>>>>>

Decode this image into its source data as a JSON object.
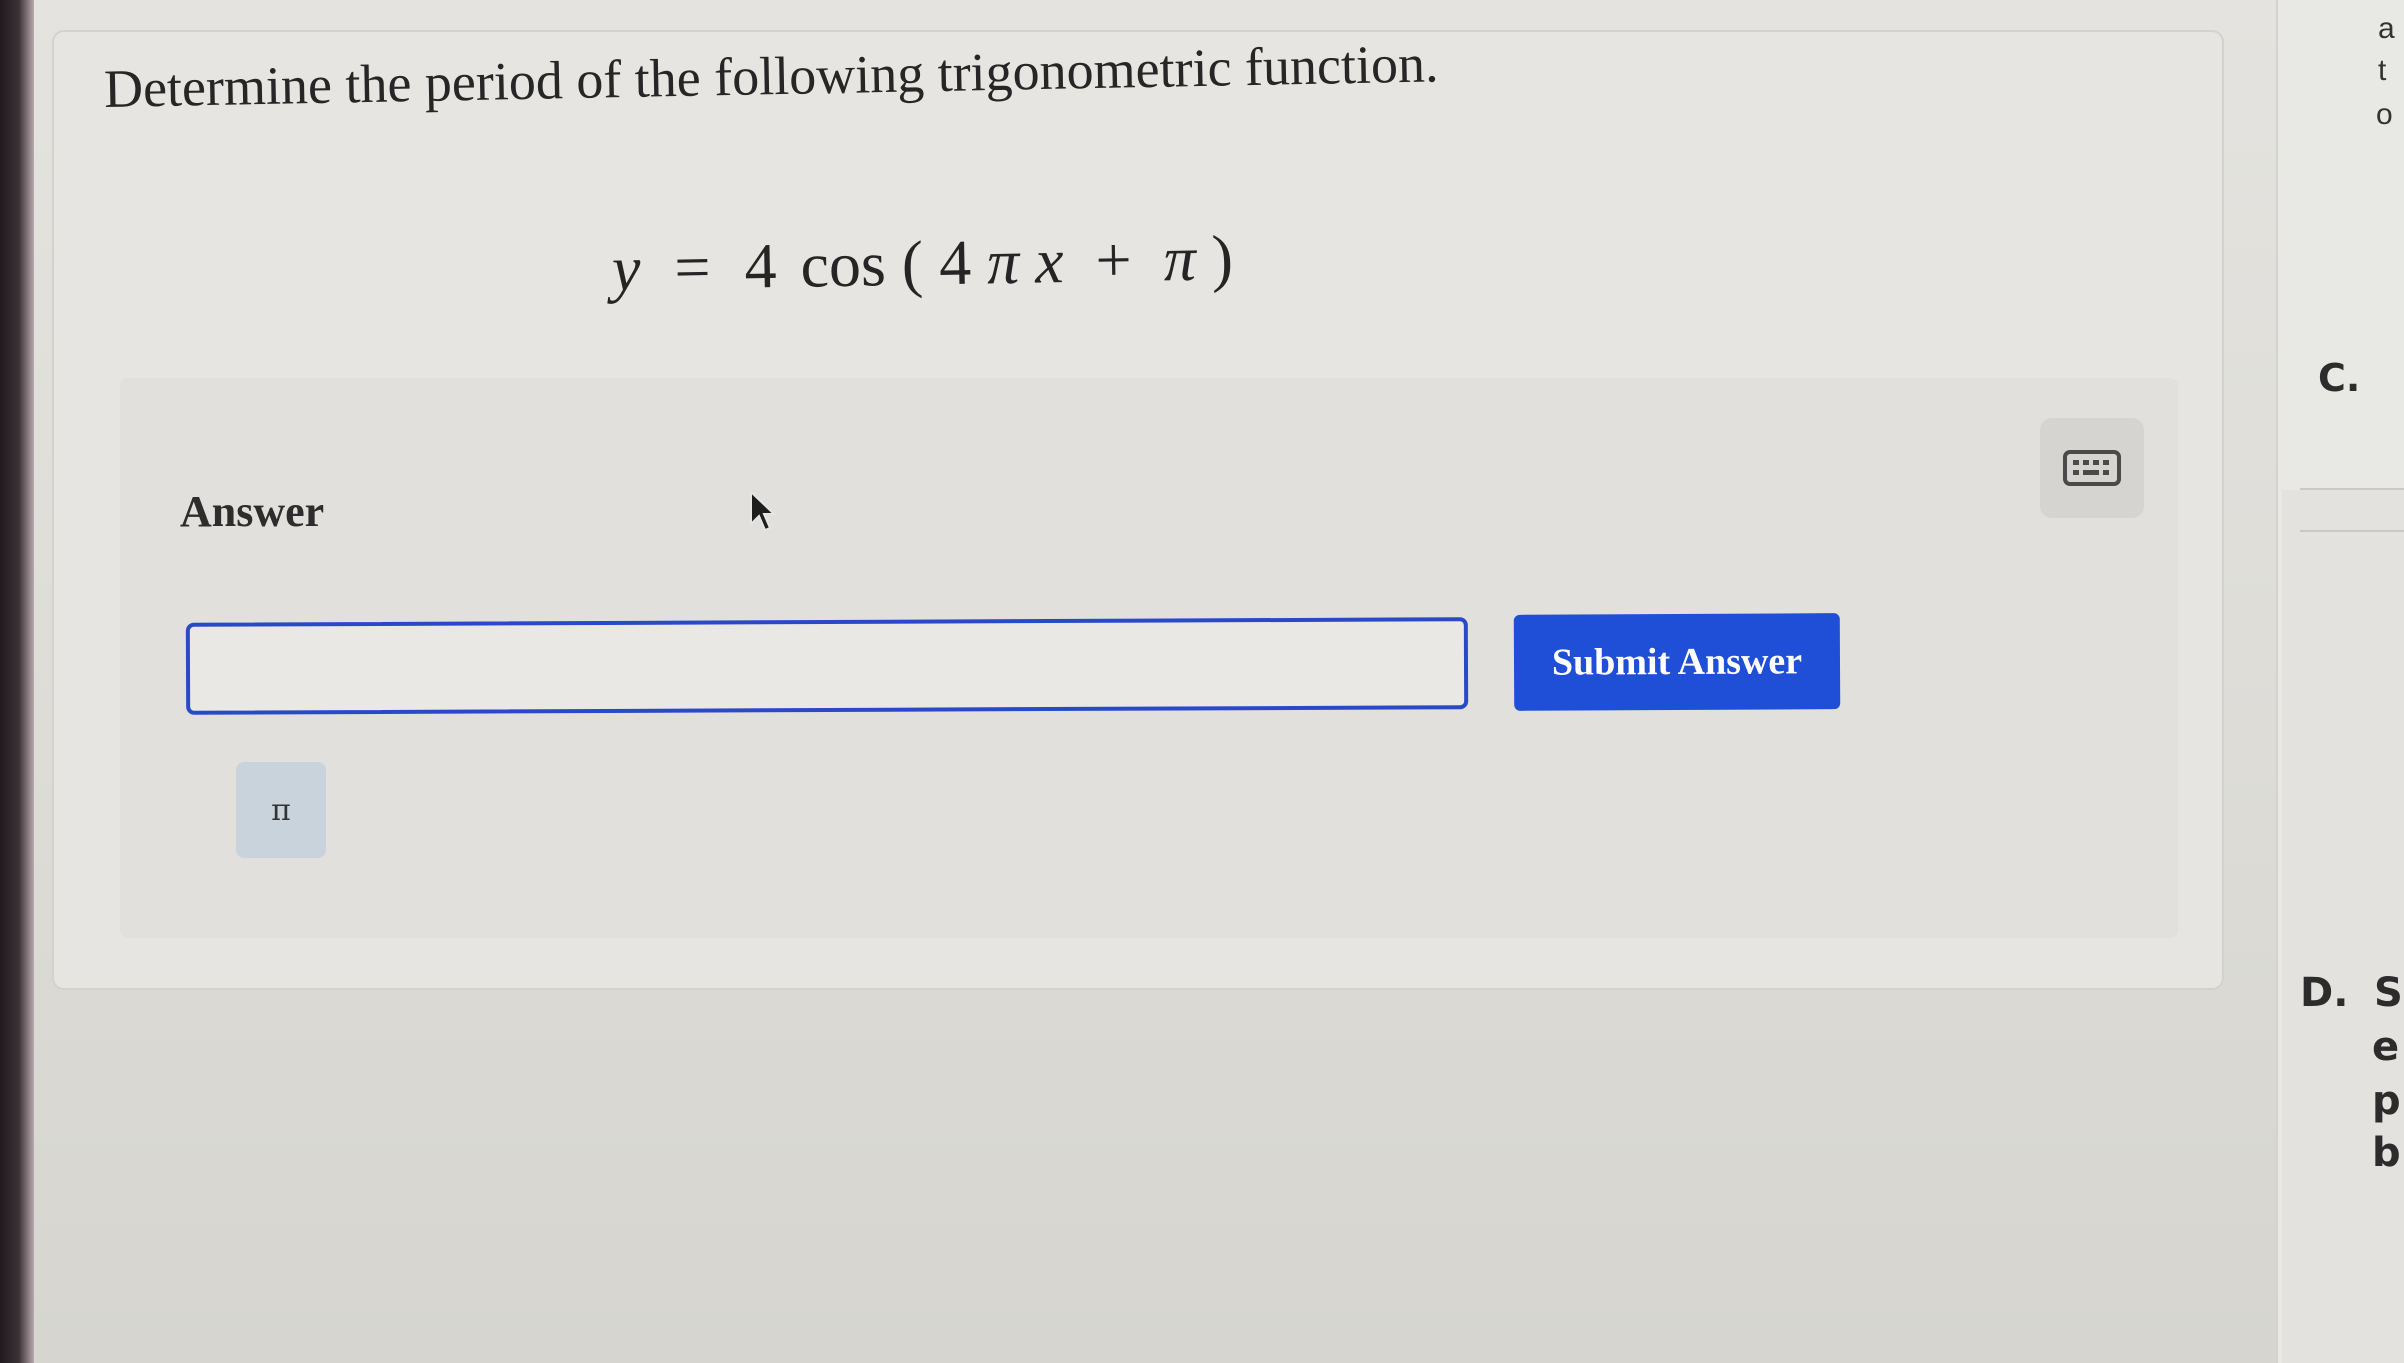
{
  "question": {
    "prompt": "Determine the period of the following trigonometric function.",
    "equation": {
      "lhs": "y",
      "equals": "=",
      "coef": "4",
      "func": "cos",
      "open": "(",
      "inner_coef": "4",
      "pi": "π",
      "var": "x",
      "plus": "+",
      "const": "π",
      "close": ")"
    }
  },
  "answer": {
    "label": "Answer",
    "input_value": "",
    "submit_label": "Submit Answer",
    "pi_button_label": "π",
    "keyboard_icon": "keyboard-icon"
  },
  "side_panel": {
    "top_fragments": [
      "a",
      "t",
      "o"
    ],
    "option_c_label": "C.",
    "option_d_label": "D.",
    "option_d_fragment": "S",
    "option_d_lines": [
      "e",
      "p",
      "b"
    ]
  },
  "colors": {
    "accent": "#1f4fd6",
    "input_border": "#2a49c8",
    "pi_button_bg": "#c9d3dc"
  }
}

<<<<<

(WORK TO COMPLETE) The records shown above are to be repeated exactly, with the pictures left out.

(WRITTEN SOLUTION)
Decode this image into its source data as a JSON object.
{
  "question": {
    "prompt": "Determine the period of the following trigonometric function.",
    "equation": {
      "lhs": "y",
      "equals": "=",
      "coef": "4",
      "func": "cos",
      "open": "(",
      "inner_coef": "4",
      "pi": "π",
      "var": "x",
      "plus": "+",
      "const": "π",
      "close": ")"
    }
  },
  "answer": {
    "label": "Answer",
    "input_value": "",
    "submit_label": "Submit Answer",
    "pi_button_label": "π",
    "keyboard_icon": "keyboard-icon"
  },
  "side_panel": {
    "top_fragments": [
      "a",
      "t",
      "o"
    ],
    "option_c_label": "C.",
    "option_d_label": "D.",
    "option_d_fragment": "S",
    "option_d_lines": [
      "e",
      "p",
      "b"
    ]
  },
  "colors": {
    "accent": "#1f4fd6",
    "input_border": "#2a49c8",
    "pi_button_bg": "#c9d3dc"
  }
}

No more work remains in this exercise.